SUPPLIED DATA>
* Start *

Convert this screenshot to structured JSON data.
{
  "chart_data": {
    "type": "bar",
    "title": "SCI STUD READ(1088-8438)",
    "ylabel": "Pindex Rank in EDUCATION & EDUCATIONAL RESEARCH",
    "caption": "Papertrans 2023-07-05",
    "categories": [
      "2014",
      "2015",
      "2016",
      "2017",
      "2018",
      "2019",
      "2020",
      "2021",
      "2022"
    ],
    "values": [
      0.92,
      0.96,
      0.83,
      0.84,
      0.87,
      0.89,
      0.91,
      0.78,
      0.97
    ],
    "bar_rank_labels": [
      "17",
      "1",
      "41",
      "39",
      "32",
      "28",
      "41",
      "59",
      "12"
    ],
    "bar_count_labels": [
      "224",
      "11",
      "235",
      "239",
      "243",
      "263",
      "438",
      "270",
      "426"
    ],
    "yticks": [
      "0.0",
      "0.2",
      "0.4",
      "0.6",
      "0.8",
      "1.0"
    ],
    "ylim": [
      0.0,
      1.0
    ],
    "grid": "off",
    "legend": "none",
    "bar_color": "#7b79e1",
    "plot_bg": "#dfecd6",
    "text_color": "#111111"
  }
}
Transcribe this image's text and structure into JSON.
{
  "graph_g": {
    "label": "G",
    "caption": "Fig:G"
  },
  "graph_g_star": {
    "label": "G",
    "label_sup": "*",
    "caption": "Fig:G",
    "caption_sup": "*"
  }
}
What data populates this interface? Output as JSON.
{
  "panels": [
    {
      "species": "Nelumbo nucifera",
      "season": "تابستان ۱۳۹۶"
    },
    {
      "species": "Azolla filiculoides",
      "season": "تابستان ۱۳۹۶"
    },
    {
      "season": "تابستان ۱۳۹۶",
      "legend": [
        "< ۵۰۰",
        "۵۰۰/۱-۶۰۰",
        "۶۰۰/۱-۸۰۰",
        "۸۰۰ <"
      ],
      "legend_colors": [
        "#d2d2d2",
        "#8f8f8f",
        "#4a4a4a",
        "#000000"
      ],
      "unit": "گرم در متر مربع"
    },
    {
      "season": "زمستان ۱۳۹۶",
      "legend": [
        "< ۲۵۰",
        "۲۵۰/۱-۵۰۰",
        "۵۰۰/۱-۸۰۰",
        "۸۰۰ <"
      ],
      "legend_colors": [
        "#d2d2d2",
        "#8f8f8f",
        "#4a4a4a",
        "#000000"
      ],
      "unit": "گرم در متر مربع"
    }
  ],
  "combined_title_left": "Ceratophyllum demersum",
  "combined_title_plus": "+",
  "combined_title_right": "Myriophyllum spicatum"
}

* End *

REQUIREMENT> All of the entries should be written out again exactly.

EXERCISE RESPONSE>
Convert this screenshot to structured JSON data.
{
  "chart_data": {
    "type": "bar",
    "title": "SCI STUD READ(1088-8438)",
    "ylabel": "Pindex Rank in EDUCATION & EDUCATIONAL RESEARCH",
    "caption": "Papertrans 2023-07-05",
    "categories": [
      "2014",
      "2015",
      "2016",
      "2017",
      "2018",
      "2019",
      "2020",
      "2021",
      "2022"
    ],
    "values": [
      0.92,
      0.96,
      0.83,
      0.84,
      0.87,
      0.89,
      0.91,
      0.78,
      0.97
    ],
    "bar_rank_labels": [
      "17",
      "1",
      "41",
      "39",
      "32",
      "28",
      "41",
      "59",
      "12"
    ],
    "bar_count_labels": [
      "224",
      "11",
      "235",
      "239",
      "243",
      "263",
      "438",
      "270",
      "426"
    ],
    "yticks": [
      "0.0",
      "0.2",
      "0.4",
      "0.6",
      "0.8",
      "1.0"
    ],
    "ylim": [
      0.0,
      1.0
    ],
    "grid": "off",
    "legend": "none",
    "bar_color": "#7b79e1",
    "plot_bg": "#dfecd6",
    "text_color": "#111111"
  }
}
Transcribe this image's text and structure into JSON.
{
  "graph_g": {
    "label": "G",
    "caption": "Fig:G"
  },
  "graph_g_star": {
    "label": "G",
    "label_sup": "*",
    "caption": "Fig:G",
    "caption_sup": "*"
  }
}
What data populates this interface? Output as JSON.
{
  "panels": [
    {
      "species": "Nelumbo nucifera",
      "season": "تابستان ۱۳۹۶"
    },
    {
      "species": "Azolla filiculoides",
      "season": "تابستان ۱۳۹۶"
    },
    {
      "season": "تابستان ۱۳۹۶",
      "legend": [
        "< ۵۰۰",
        "۵۰۰/۱-۶۰۰",
        "۶۰۰/۱-۸۰۰",
        "۸۰۰ <"
      ],
      "legend_colors": [
        "#d2d2d2",
        "#8f8f8f",
        "#4a4a4a",
        "#000000"
      ],
      "unit": "گرم در متر مربع"
    },
    {
      "season": "زمستان ۱۳۹۶",
      "legend": [
        "< ۲۵۰",
        "۲۵۰/۱-۵۰۰",
        "۵۰۰/۱-۸۰۰",
        "۸۰۰ <"
      ],
      "legend_colors": [
        "#d2d2d2",
        "#8f8f8f",
        "#4a4a4a",
        "#000000"
      ],
      "unit": "گرم در متر مربع"
    }
  ],
  "combined_title_left": "Ceratophyllum demersum",
  "combined_title_plus": "+",
  "combined_title_right": "Myriophyllum spicatum"
}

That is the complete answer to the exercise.